------ Records provided ------

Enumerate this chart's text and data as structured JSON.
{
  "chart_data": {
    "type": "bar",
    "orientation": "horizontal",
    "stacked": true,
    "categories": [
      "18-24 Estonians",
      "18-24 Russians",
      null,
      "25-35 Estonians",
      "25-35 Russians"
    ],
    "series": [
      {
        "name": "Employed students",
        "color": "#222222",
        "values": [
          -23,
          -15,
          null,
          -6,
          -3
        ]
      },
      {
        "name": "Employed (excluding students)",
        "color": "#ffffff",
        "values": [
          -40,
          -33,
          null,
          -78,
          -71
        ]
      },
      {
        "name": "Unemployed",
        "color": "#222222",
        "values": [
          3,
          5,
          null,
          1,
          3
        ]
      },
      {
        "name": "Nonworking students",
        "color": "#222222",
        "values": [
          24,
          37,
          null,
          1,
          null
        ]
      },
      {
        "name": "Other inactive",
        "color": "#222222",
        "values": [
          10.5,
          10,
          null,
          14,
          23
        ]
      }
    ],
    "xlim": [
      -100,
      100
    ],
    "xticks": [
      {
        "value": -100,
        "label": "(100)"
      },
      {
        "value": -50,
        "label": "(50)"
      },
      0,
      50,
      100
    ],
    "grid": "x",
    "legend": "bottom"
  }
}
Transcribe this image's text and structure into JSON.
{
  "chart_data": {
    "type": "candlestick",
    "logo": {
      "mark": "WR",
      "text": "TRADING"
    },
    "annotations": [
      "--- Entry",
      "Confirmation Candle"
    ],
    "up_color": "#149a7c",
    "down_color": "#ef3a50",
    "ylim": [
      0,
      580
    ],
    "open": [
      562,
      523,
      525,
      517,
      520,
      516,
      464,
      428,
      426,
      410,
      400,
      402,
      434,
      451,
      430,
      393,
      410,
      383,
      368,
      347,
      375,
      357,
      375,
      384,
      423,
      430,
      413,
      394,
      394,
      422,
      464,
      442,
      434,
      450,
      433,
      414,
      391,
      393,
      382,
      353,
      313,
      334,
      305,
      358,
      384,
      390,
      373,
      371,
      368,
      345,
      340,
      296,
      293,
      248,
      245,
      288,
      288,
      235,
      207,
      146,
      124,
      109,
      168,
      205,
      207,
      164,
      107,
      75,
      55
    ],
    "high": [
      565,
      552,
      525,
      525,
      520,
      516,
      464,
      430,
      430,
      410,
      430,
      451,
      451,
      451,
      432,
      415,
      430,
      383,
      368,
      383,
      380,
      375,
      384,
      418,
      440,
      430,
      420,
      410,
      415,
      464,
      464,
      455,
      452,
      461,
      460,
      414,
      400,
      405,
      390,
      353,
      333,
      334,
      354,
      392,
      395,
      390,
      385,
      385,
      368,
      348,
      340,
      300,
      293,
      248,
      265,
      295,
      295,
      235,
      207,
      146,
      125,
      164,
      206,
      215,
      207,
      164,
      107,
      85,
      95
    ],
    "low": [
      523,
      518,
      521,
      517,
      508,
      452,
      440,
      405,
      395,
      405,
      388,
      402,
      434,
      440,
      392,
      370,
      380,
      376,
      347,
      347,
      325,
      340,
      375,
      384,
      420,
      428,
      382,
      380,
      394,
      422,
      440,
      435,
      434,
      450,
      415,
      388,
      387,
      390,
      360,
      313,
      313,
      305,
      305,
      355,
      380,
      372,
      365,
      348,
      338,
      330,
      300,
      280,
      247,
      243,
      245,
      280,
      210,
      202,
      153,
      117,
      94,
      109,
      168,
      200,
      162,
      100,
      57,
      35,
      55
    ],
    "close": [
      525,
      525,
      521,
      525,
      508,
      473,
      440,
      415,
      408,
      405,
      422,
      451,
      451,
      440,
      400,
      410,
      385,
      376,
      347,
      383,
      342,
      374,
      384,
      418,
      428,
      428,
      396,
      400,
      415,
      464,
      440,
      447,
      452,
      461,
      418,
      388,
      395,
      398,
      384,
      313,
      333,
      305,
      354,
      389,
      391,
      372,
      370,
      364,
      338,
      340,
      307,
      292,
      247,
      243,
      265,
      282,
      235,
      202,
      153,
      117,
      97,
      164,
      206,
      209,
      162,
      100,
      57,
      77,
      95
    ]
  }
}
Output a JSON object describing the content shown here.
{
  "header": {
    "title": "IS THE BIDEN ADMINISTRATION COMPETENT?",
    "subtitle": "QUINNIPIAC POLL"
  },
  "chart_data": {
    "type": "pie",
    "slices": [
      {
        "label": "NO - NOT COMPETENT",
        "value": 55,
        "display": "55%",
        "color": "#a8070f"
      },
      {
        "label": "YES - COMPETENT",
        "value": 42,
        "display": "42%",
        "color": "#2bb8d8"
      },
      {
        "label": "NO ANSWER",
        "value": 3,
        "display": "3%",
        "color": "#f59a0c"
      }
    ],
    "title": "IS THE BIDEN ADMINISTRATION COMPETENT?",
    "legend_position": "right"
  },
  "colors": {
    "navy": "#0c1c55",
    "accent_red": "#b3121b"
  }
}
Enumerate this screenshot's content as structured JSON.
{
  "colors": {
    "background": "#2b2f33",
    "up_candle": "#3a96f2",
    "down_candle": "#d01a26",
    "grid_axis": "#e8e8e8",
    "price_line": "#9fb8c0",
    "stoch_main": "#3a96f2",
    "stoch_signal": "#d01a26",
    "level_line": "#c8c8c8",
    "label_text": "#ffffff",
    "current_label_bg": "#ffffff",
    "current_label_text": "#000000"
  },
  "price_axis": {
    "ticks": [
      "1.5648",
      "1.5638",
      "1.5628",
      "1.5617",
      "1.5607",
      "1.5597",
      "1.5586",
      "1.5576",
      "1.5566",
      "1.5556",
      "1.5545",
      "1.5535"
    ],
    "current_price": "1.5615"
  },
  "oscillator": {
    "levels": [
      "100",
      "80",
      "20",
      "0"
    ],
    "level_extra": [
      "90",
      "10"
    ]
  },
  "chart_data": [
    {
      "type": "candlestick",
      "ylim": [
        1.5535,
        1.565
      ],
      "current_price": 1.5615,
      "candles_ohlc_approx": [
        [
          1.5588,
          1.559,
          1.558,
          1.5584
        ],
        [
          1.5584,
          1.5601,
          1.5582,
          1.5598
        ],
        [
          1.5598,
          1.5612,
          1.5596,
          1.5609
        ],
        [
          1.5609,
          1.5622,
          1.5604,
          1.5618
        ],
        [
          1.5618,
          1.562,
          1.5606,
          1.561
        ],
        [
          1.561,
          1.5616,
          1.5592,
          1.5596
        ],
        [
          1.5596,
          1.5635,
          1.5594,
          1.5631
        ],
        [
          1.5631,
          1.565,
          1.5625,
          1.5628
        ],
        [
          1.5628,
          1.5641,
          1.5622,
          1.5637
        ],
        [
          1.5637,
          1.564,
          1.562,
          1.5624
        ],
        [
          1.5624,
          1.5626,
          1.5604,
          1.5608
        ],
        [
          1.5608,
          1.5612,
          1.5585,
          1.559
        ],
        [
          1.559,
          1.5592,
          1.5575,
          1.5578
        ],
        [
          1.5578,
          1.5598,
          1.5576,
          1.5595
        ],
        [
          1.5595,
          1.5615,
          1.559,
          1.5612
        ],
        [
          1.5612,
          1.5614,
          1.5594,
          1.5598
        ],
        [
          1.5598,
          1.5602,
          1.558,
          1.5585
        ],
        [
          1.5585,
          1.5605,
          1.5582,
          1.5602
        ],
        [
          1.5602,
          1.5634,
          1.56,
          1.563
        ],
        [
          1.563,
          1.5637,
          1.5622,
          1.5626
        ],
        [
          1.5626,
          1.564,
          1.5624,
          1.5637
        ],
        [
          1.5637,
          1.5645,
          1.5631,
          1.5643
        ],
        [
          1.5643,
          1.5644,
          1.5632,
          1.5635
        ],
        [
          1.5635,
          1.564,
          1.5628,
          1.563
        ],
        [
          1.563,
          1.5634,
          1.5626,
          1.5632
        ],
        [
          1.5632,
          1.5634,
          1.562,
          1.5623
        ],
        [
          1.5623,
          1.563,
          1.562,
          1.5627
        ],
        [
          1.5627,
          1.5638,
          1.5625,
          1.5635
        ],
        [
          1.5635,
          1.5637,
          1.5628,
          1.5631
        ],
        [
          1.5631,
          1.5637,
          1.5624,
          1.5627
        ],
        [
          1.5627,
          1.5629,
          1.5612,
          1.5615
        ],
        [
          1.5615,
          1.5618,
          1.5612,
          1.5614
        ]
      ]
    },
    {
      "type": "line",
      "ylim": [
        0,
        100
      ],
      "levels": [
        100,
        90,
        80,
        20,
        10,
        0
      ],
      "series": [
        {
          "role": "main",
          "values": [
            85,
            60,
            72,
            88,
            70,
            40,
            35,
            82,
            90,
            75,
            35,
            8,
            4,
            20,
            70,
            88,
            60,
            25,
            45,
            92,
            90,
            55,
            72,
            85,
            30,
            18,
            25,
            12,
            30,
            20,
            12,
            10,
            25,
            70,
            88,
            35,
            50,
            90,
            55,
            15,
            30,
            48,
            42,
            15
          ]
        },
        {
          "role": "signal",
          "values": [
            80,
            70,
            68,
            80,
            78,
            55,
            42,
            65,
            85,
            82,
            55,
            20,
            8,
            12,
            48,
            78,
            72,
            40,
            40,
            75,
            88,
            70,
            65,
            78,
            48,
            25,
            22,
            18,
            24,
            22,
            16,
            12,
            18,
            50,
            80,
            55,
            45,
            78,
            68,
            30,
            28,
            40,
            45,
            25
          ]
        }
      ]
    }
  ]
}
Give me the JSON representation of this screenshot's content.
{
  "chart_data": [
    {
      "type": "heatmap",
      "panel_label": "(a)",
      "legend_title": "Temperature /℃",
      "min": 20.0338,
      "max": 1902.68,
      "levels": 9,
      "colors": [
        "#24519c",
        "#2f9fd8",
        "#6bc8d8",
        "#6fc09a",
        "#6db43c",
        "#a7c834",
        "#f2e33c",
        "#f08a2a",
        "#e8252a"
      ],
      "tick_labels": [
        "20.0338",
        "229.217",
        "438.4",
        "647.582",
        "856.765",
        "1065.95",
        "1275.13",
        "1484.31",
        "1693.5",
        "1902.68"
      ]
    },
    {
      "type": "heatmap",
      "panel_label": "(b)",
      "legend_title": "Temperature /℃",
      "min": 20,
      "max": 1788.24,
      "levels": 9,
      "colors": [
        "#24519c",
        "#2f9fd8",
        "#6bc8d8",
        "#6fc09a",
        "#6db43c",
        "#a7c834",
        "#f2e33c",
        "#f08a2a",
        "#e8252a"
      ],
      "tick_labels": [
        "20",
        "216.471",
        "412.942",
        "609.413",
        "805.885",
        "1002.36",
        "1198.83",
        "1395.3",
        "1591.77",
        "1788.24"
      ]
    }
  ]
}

------

- _What is expected_
Scan the data above and copy every line with "content" in it.

- _Correct output_
Output a JSON object describing the content shown here.
Enumerate this screenshot's content as structured JSON.
Give me the JSON representation of this screenshot's content.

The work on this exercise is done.